Aim:
In the listing below, pick out lines with "законами".

Input:

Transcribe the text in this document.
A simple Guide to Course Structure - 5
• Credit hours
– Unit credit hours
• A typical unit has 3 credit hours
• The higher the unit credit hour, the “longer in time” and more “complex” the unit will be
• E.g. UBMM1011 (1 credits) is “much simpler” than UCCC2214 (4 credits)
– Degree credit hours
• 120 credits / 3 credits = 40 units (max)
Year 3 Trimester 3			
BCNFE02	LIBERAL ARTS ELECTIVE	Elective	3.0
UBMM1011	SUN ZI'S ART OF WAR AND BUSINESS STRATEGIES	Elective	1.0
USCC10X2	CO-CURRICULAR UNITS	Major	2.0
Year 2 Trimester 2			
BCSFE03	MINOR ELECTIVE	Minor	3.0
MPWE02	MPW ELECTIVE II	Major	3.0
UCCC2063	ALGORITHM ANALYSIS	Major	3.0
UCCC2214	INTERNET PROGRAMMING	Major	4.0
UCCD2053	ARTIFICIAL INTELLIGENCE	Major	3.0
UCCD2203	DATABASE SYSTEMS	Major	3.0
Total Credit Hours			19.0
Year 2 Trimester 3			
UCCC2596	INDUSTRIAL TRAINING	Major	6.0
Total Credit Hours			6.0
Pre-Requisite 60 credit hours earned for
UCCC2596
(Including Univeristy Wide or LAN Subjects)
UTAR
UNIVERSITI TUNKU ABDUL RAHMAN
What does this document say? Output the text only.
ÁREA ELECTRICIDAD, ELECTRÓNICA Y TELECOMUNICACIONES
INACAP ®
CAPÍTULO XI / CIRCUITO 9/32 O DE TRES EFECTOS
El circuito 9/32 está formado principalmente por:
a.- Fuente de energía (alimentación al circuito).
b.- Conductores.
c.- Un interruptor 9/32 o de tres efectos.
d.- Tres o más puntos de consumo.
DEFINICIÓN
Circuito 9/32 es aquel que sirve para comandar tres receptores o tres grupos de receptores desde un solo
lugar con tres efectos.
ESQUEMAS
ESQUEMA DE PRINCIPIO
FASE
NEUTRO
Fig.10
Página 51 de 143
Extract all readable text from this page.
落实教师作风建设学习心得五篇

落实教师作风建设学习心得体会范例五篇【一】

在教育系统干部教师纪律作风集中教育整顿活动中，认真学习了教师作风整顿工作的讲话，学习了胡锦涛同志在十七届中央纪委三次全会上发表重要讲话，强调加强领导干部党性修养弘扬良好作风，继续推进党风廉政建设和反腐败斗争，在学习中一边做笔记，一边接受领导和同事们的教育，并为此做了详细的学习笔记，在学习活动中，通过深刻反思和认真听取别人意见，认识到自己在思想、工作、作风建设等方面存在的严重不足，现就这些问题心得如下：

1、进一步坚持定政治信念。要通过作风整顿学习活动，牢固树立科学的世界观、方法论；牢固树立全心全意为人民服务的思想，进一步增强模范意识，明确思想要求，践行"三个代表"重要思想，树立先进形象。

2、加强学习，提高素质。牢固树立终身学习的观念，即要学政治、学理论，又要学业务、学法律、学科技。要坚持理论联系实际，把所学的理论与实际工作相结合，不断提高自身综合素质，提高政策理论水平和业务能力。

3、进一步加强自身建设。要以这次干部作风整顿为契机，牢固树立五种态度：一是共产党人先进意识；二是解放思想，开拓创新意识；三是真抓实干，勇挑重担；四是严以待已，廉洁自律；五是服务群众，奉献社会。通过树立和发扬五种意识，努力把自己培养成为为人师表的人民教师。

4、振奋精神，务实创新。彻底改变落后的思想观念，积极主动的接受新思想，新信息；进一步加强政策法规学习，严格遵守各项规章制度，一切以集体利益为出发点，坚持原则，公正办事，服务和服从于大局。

...

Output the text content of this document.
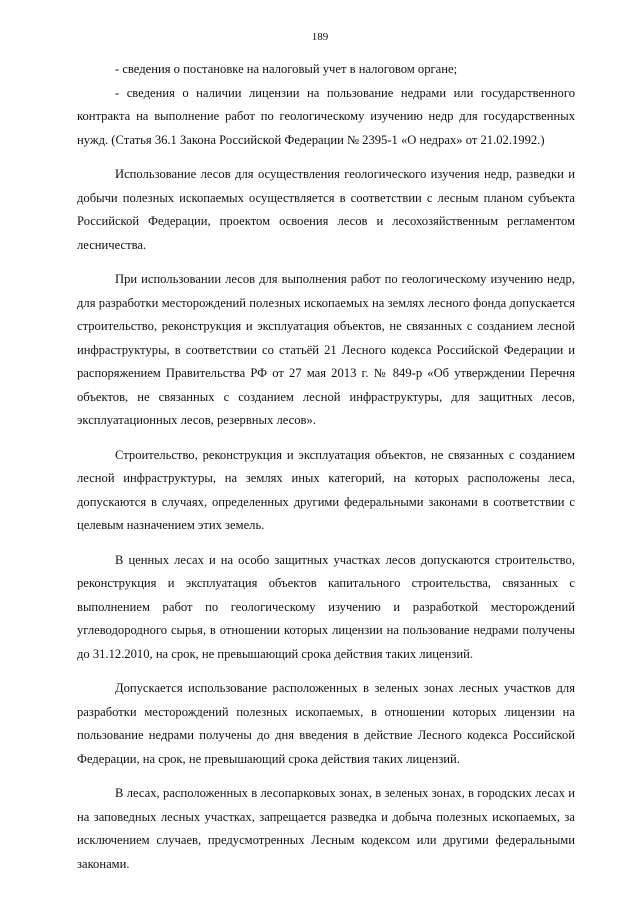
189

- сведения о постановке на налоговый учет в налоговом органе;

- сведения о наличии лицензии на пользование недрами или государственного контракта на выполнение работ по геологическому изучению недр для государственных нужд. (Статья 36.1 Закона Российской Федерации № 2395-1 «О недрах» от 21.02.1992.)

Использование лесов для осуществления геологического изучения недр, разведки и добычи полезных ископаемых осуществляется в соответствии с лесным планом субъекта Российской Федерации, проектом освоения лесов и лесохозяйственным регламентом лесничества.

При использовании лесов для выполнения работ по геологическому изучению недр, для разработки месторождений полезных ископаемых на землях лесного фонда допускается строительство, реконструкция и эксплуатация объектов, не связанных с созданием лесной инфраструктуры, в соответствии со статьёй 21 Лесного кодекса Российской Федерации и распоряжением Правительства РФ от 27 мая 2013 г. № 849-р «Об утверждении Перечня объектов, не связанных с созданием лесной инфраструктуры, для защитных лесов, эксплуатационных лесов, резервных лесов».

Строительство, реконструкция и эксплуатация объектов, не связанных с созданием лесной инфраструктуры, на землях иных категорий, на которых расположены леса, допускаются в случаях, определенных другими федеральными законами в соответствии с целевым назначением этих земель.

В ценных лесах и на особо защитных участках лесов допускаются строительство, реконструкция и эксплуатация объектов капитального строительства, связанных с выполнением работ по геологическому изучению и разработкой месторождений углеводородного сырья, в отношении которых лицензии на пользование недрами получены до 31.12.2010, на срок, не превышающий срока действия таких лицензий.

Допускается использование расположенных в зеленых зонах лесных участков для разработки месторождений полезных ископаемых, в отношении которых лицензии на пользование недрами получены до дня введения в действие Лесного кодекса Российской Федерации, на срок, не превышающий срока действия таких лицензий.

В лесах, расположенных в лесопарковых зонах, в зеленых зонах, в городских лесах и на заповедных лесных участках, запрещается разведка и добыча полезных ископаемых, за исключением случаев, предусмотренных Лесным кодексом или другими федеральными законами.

Right answer:
Строительство, реконструкция и эксплуатация объектов, не связанных с созданием лесной инфраструктуры, на землях иных категорий, на которых расположены леса, допускаются в случаях, определенных другими федеральными законами в соответствии с целевым назначением этих земель.
В лесах, расположенных в лесопарковых зонах, в зеленых зонах, в городских лесах и на заповедных лесных участках, запрещается разведка и добыча полезных ископаемых, за исключением случаев, предусмотренных Лесным кодексом или другими федеральными законами.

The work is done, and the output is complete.